# Exercise directions:
Set out the lines below as a JSON list of strings, one string per line, omitting blank lines and the pictures.

# Exercise materials:
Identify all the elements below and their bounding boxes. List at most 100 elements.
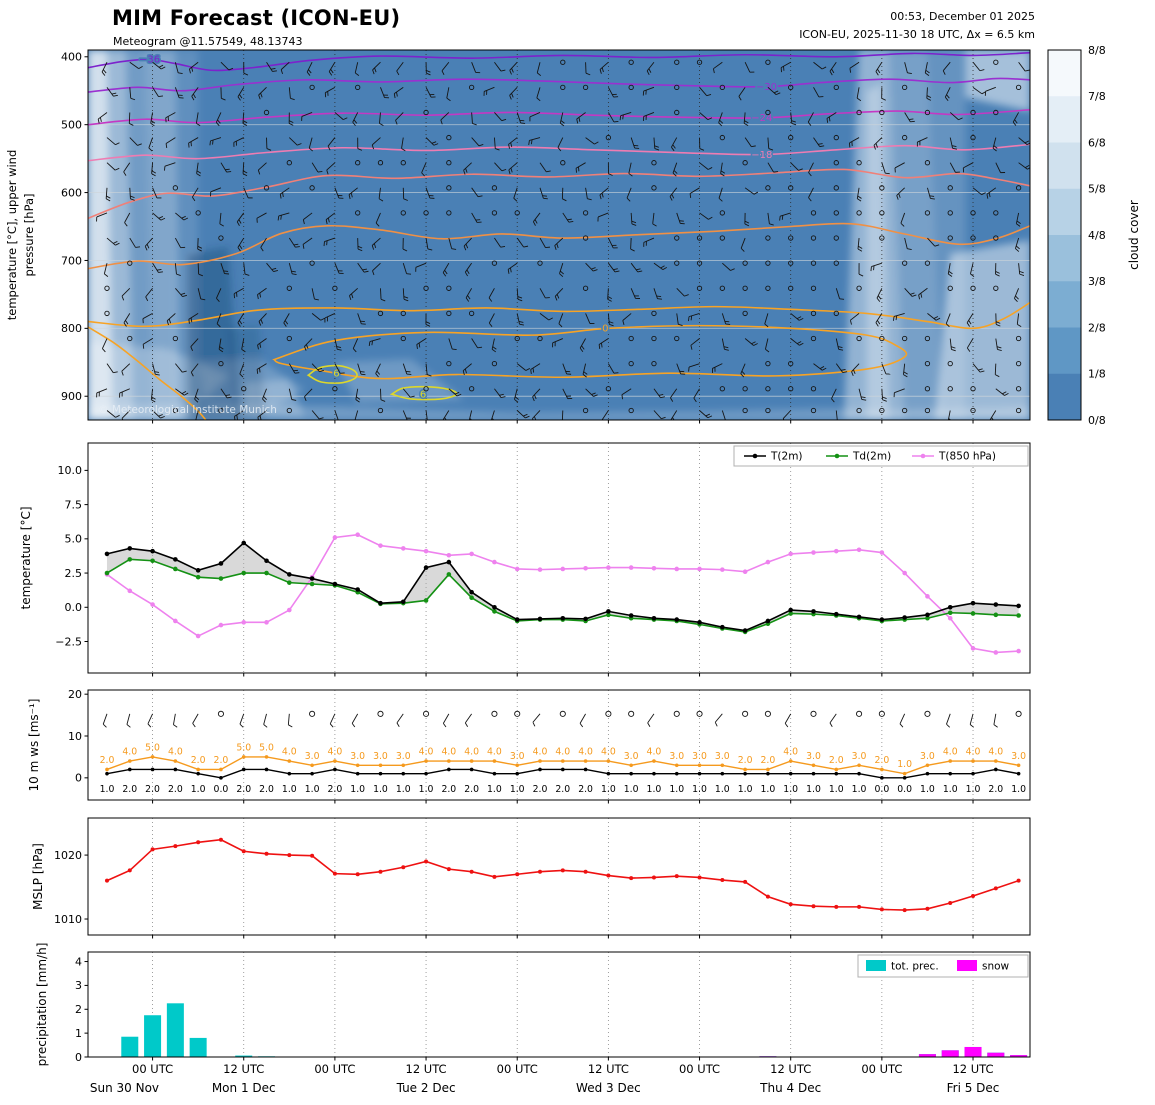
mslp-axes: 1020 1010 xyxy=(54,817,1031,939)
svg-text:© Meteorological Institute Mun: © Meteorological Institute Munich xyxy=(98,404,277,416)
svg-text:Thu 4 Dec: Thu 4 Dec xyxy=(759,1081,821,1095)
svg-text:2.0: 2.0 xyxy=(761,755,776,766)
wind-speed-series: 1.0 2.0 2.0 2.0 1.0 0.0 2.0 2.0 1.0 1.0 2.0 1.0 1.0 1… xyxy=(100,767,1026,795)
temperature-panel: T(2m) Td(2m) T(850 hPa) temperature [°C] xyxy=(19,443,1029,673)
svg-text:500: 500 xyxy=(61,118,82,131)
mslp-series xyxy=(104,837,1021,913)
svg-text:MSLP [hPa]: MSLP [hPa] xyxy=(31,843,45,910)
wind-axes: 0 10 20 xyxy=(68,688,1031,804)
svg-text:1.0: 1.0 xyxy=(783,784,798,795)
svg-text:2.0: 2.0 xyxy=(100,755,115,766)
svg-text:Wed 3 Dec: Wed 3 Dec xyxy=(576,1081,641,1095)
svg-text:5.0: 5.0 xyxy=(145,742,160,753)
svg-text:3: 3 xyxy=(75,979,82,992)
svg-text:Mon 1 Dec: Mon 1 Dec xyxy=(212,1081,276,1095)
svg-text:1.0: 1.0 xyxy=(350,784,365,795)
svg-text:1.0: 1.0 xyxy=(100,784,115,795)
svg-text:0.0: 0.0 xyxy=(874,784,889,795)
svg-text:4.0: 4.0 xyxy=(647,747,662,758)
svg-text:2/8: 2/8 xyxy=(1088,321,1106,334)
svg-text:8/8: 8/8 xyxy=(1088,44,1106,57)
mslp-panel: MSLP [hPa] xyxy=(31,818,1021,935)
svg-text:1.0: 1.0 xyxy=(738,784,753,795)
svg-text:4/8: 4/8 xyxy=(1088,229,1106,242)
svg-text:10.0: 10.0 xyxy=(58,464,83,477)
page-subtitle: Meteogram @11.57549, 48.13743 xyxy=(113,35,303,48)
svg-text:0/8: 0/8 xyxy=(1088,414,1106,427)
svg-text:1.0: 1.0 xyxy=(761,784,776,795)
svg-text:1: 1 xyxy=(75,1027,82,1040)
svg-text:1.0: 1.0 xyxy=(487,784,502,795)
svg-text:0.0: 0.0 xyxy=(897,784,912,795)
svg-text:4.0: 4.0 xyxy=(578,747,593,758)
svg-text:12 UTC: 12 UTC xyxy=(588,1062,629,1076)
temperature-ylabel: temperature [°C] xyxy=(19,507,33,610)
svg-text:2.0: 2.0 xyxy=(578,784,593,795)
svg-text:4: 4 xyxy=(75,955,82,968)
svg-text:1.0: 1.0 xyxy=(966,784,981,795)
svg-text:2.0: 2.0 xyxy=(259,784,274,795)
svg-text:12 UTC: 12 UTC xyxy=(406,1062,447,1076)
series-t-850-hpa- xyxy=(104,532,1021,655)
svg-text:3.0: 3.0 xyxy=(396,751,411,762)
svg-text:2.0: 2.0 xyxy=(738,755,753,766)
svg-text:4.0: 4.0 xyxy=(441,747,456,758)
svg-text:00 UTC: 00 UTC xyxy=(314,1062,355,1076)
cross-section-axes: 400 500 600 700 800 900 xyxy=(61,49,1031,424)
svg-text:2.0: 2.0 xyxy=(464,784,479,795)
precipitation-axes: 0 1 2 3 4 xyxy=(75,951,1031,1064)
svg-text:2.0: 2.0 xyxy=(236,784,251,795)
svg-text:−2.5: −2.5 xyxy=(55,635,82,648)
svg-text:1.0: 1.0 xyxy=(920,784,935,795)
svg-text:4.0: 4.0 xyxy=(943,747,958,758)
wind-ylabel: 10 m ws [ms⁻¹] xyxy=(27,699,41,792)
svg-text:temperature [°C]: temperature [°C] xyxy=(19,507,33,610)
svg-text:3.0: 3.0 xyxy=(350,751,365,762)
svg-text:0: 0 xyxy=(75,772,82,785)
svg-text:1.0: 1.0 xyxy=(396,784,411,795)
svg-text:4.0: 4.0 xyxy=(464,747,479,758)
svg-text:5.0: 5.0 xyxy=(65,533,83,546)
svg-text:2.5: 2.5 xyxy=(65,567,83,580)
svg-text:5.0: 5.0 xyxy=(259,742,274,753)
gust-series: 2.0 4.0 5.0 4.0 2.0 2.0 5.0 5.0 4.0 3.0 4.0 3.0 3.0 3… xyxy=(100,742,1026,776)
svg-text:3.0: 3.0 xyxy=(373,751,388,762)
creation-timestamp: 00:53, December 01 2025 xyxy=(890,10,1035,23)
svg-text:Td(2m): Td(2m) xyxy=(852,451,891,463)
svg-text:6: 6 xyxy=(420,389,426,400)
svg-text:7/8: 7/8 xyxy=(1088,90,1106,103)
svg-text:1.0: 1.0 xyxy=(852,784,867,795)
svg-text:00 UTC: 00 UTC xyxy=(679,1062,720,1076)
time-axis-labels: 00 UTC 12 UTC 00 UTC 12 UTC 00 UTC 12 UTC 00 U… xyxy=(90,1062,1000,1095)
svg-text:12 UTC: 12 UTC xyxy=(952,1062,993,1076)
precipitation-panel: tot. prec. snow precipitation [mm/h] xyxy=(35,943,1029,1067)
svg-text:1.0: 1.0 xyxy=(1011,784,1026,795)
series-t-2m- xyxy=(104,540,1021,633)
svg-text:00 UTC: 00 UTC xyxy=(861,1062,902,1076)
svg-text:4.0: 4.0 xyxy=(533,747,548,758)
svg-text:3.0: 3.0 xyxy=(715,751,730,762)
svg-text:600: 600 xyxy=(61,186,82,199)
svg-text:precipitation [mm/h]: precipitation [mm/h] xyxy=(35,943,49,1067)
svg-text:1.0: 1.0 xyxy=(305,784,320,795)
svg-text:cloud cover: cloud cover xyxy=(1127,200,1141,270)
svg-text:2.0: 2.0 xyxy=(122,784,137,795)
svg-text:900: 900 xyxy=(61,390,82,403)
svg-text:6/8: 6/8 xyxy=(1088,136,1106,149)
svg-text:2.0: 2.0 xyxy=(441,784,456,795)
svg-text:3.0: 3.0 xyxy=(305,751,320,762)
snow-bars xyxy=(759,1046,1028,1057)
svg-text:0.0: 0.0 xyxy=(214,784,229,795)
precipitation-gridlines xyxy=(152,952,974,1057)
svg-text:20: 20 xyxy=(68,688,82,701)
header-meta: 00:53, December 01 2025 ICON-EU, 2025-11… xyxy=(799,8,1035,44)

# Worked answer:
[
  "Identify all the elements below and their bounding boxes. List at most 100 elements.",
  "mslp-axes: 1020 1010 xyxy=(54,817,1031,939)",
  "svg-text:© Meteorological Institute Mun: © Meteorological Institute Munich xyxy=(98,404,277,416)",
  "svg-text:Thu 4 Dec: Thu 4 Dec xyxy=(759,1081,821,1095)",
  "svg-text:2.0: 2.0 xyxy=(761,755,776,766)",
  "wind-speed-series: 1.0 2.0 2.0 2.0 1.0 0.0 2.0 2.0 1.0 1.0 2.0 1.0 1.0 1… xyxy=(100,767,1026,795)",
  "temperature-panel: T(2m) Td(2m) T(850 hPa) temperature [°C] xyxy=(19,443,1029,673)",
  "svg-text:500: 500 xyxy=(61,118,82,131)",
  "mslp-series xyxy=(104,837,1021,913)",
  "svg-text:MSLP [hPa]: MSLP [hPa] xyxy=(31,843,45,910)",
  "wind-axes: 0 10 20 xyxy=(68,688,1031,804)",
  "svg-text:1.0: 1.0 xyxy=(783,784,798,795)",
  "svg-text:2.0: 2.0 xyxy=(100,755,115,766)",
  "svg-text:Wed 3 Dec: Wed 3 Dec xyxy=(576,1081,641,1095)",
  "svg-text:5.0: 5.0 xyxy=(145,742,160,753)",
  "svg-text:3: 3 xyxy=(75,979,82,992)",
  "svg-text:Mon 1 Dec: Mon 1 Dec xyxy=(212,1081,276,1095)",
  "svg-text:1.0: 1.0 xyxy=(350,784,365,795)",
  "svg-text:1.0: 1.0 xyxy=(100,784,115,795)",
  "svg-text:0.0: 0.0 xyxy=(874,784,889,795)",
  "svg-text:4.0: 4.0 xyxy=(647,747,662,758)",
  "svg-text:2/8: 2/8 xyxy=(1088,321,1106,334)",
  "svg-text:8/8: 8/8 xyxy=(1088,44,1106,57)",
  "mslp-panel: MSLP [hPa] xyxy=(31,818,1021,935)",
  "svg-text:1.0: 1.0 xyxy=(738,784,753,795)",
  "svg-text:4/8: 4/8 xyxy=(1088,229,1106,242)",
  "svg-text:10.0: 10.0 xyxy=(58,464,83,477)",
  "page-subtitle: Meteogram @11.57549, 48.13743 xyxy=(113,35,303,48)",
  "svg-text:0/8: 0/8 xyxy=(1088,414,1106,427)",
  "svg-text:1.0: 1.0 xyxy=(761,784,776,795)",
  "svg-text:1: 1 xyxy=(75,1027,82,1040)",
  "svg-text:1.0: 1.0 xyxy=(487,784,502,795)",
  "svg-text:0.0: 0.0 xyxy=(897,784,912,795)",
  "svg-text:4.0: 4.0 xyxy=(578,747,593,758)",
  "svg-text:12 UTC: 12 UTC xyxy=(588,1062,629,1076)",
  "temperature-ylabel: temperature [°C] xyxy=(19,507,33,610)",
  "svg-text:2.0: 2.0 xyxy=(578,784,593,795)",
  "svg-text:4: 4 xyxy=(75,955,82,968)",
  "svg-text:1.0: 1.0 xyxy=(966,784,981,795)",
  "svg-text:2.0: 2.0 xyxy=(259,784,274,795)",
  "svg-text:12 UTC: 12 UTC xyxy=(406,1062,447,1076)",
  "series-t-850-hpa- xyxy=(104,532,1021,655)",
  "svg-text:3.0: 3.0 xyxy=(396,751,411,762)",
  "svg-text:2.0: 2.0 xyxy=(738,755,753,766)",
  "svg-text:4.0: 4.0 xyxy=(441,747,456,758)",
  "svg-text:00 UTC: 00 UTC xyxy=(314,1062,355,1076)",
  "cross-section-axes: 400 500 600 700 800 900 xyxy=(61,49,1031,424)",
  "svg-text:2.0: 2.0 xyxy=(464,784,479,795)",
  "precipitation-axes: 0 1 2 3 4 xyxy=(75,951,1031,1064)",
  "svg-text:2.0: 2.0 xyxy=(236,784,251,795)",
  "svg-text:−2.5: −2.5 xyxy=(55,635,82,648)",
  "svg-text:1.0: 1.0 xyxy=(920,784,935,795)",
  "svg-text:4.0: 4.0 xyxy=(943,747,958,758)",
  "wind-ylabel: 10 m ws [ms⁻¹] xyxy=(27,699,41,792)",
  "svg-text:temperature [°C]: temperature [°C] xyxy=(19,507,33,610)",
  "svg-text:3.0: 3.0 xyxy=(350,751,365,762)",
  "svg-text:0: 0 xyxy=(75,772,82,785)",
  "svg-text:1.0: 1.0 xyxy=(396,784,411,795)",
  "svg-text:4.0: 4.0 xyxy=(464,747,479,758)",
  "svg-text:5.0: 5.0 xyxy=(65,533,83,546)",
  "svg-text:2.5: 2.5 xyxy=(65,567,83,580)",
  "svg-text:5.0: 5.0 xyxy=(259,742,274,753)",
  "gust-series: 2.0 4.0 5.0 4.0 2.0 2.0 5.0 5.0 4.0 3.0 4.0 3.0 3.0 3… xyxy=(100,742,1026,776)",
  "svg-text:3.0: 3.0 xyxy=(373,751,388,762)",
  "creation-timestamp: 00:53, December 01 2025 xyxy=(890,10,1035,23)",
  "svg-text:Td(2m): Td(2m) xyxy=(852,451,891,463)",
  "svg-text:6: 6 xyxy=(420,389,426,400)",
  "svg-text:7/8: 7/8 xyxy=(1088,90,1106,103)",
  "svg-text:1.0: 1.0 xyxy=(852,784,867,795)",
  "svg-text:00 UTC: 00 UTC xyxy=(679,1062,720,1076)",
  "time-axis-labels: 00 UTC 12 UTC 00 UTC 12 UTC 00 UTC 12 UTC 00 U… xyxy=(90,1062,1000,1095)",
  "svg-text:12 UTC: 12 UTC xyxy=(952,1062,993,1076)",
  "precipitation-panel: tot. prec. snow precipitation [mm/h] xyxy=(35,943,1029,1067)",
  "svg-text:1.0: 1.0 xyxy=(1011,784,1026,795)",
  "series-t-2m- xyxy=(104,540,1021,633)",
  "svg-text:00 UTC: 00 UTC xyxy=(861,1062,902,1076)",
  "svg-text:4.0: 4.0 xyxy=(533,747,548,758)",
  "svg-text:3.0: 3.0 xyxy=(715,751,730,762)",
  "svg-text:600: 600 xyxy=(61,186,82,199)",
  "svg-text:precipitation [mm/h]: precipitation [mm/h] xyxy=(35,943,49,1067)",
  "svg-text:1.0: 1.0 xyxy=(305,784,320,795)",
  "svg-text:cloud cover: cloud cover xyxy=(1127,200,1141,270)",
  "svg-text:2.0: 2.0 xyxy=(122,784,137,795)",
  "svg-text:900: 900 xyxy=(61,390,82,403)",
  "svg-text:6/8: 6/8 xyxy=(1088,136,1106,149)",
  "svg-text:2.0: 2.0 xyxy=(441,784,456,795)",
  "svg-text:3.0: 3.0 xyxy=(305,751,320,762)",
  "snow-bars xyxy=(759,1046,1028,1057)",
  "svg-text:0.0: 0.0 xyxy=(214,784,229,795)",
  "precipitation-gridlines xyxy=(152,952,974,1057)",
  "svg-text:20: 20 xyxy=(68,688,82,701)",
  "header-meta: 00:53, December 01 2025 ICON-EU, 2025-11… xyxy=(799,8,1035,44)"
]